== SELECTED EXCERPT ==
Content starts

Lina, thanks for your comments!

> On Jun 27, 2017, at 9:33 PM, Na Li <[email protected]> wrote:
> 
> Sasha,
> 
> 1) "- Rather then streaming huge snapshots in a single message we should
>>  provide streaming protocol with smaller messages and later reassembly on
>>  the HDFS side."
> Based on https://thrift.apache.org/docs/concepts, Thrift transport can be raw 
> TCP or HTTP. HTTP is above TCP. TCP will cut application stream into blocks 
> that can fit into IP packets, which can fit into link layer frames. So 
> application (such as Sentry) does not need to handle such low level 
> processing, such as cutting stream into small messages and then reassemble 
> into stream again. What is the reason you want to do that? Did you see 
> performance issue? We can capture packets on the wire and see the exact 
> protocol stack of Thrift, and decide if we want to change configuration to 
> improve performance.

If the source data lives as a set of record in the DB, how can you send send it 
with Thrift without first creating an in-memory image of the whole dataset? The 
idea is to be able to stream almost directly from DB to the other side with 
very little memory consumption.

The current implementation builds the whole representation in memory as a set 
of not very efficient data structures, then serializes it into an in-memory 
buffer, so you need twice as much memory and then sends it. The receiver needs 
to do the opposite.

> 
> 2) "  - Most of the information passed are long strings with common prefixes.
>> 
>>  We should be able to apply simple compression techniques (e.g. prefix
>>  compression) or even run a full compression on the data before sending."
> Bas d on http://thrift-tutorial.readthedocs.io/en/latest/thrift-stack.html, 
> Thrift supports compression. We can configure its protocol as TDenseProtocol 
> or TCompactProtocol.

Looking at the Compact protocol it doesn’t provide real compression. And since 
we know what kind of data we are dealing with (sets of HDFS paths) we can 
provide very compact representations.

Content ends

[Collected data]
Content starts

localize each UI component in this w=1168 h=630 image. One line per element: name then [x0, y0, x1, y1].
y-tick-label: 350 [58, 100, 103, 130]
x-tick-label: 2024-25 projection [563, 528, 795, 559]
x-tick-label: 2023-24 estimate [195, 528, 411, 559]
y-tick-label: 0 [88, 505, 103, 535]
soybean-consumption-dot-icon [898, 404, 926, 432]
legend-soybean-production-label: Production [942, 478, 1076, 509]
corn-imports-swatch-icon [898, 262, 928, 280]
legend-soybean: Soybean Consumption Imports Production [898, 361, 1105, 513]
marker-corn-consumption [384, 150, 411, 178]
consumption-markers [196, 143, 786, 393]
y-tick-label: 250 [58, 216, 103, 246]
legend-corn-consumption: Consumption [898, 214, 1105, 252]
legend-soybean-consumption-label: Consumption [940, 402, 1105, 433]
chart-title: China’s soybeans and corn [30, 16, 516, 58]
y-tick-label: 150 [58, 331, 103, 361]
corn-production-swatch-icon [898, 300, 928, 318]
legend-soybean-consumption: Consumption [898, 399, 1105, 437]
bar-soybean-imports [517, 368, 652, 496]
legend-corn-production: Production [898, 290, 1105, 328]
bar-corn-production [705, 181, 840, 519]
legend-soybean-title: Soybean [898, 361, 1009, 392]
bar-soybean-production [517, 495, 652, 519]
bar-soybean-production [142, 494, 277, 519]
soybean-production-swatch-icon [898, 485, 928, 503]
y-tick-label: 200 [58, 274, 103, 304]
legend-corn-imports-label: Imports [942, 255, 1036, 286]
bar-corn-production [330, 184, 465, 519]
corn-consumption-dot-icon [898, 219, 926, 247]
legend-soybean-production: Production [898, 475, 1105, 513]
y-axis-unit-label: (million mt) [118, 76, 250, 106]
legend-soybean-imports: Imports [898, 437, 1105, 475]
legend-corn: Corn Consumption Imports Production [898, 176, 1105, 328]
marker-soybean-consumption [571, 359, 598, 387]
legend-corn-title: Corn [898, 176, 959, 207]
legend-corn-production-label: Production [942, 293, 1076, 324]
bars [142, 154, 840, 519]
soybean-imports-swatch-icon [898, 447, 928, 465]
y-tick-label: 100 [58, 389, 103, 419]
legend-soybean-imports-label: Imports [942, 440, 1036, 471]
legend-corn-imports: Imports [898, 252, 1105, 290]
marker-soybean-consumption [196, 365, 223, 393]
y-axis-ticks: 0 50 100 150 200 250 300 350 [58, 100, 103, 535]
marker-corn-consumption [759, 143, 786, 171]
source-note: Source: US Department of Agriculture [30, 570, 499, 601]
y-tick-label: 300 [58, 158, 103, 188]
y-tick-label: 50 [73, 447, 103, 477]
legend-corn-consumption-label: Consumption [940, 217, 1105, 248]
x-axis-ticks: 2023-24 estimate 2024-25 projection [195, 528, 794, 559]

Content ends

== PROMPT 1 ==
Answer these questions about the email thread on Thrift:
(a) According to Na Li, which two transports can Thrift use?
(b) Which two protocols does Na Li suggest configuring for compression?
(c) According to the reply, what kind of data is being dealt with?
== PROMPT 2 ==
Rewrite the paragraph that starts "The current implementation builds" in the email thread on Thrift so that it is shorter but keeps its main facts.
== PROMPT 3 ==
Continue the email thread on Thrift from the point where it stops.

== EXERCISE ANSWER 1 ==
(a) Raw TCP or HTTP.
(b) TDenseProtocol or TCompactProtocol.
(c) Sets of HDFS paths.

== EXERCISE ANSWER 2 ==
The current implementation builds the whole representation in memory with inefficient data structures and serializes it into an in-memory buffer. This doubles the memory needed. Only then does it send the data. The receiver does the reverse.

== EXERCISE ANSWER 3 ==
> 
> 3) "  - We should consider using non-thrift data structures for passing the
>> 
>>  info and just use Thrift as a transport mechanism."
> What is the reason you want to make this change? 
> Based on 
> https://stackoverflow.com/questions/9732381/why-thrift-why-not-http-rpcjsongzip,
>  Thrift has several benefits.

Because these structures are not memory-efficient.In your stack overflow 
article it talks about benefits of Thrift over HTTP. Here we are talking about 
internal representation, while keeping Thrift transport.

> 
> Thanks,
> 
> Lina
> 
> Sent from my iPhone
> 
>> On Jun 27, 2017, at 5:44 PM, Alexander Kolbasov <[email protected]> wrote:
>> 
>> Some food for thought.
>> 
>> Currently Sentry uses serialized Thrift structures to send a lot of
>> information from the Sentry Server to the HDFS namenode plugin for the HDFS
>> sync.
>> 
>> We should think of ways to optimize this protocol in several ways:
>> 
>> 
>>  - Rather then streaming huge snapshots in a single message we should
>>  provide streaming protocol with smaller messages and later reassembly on
>>  the HDFS side.
>>  - Most of the information passed are long strings with common prefixes.
>>  We should be able to apply simple compression techniques (e.g. prefix
>>  compression) or even run a full compression on the data before sending.
>>  - We should consider using non-thrift data structures for passing the
>>  info and just use Thrift as a transport mechanism.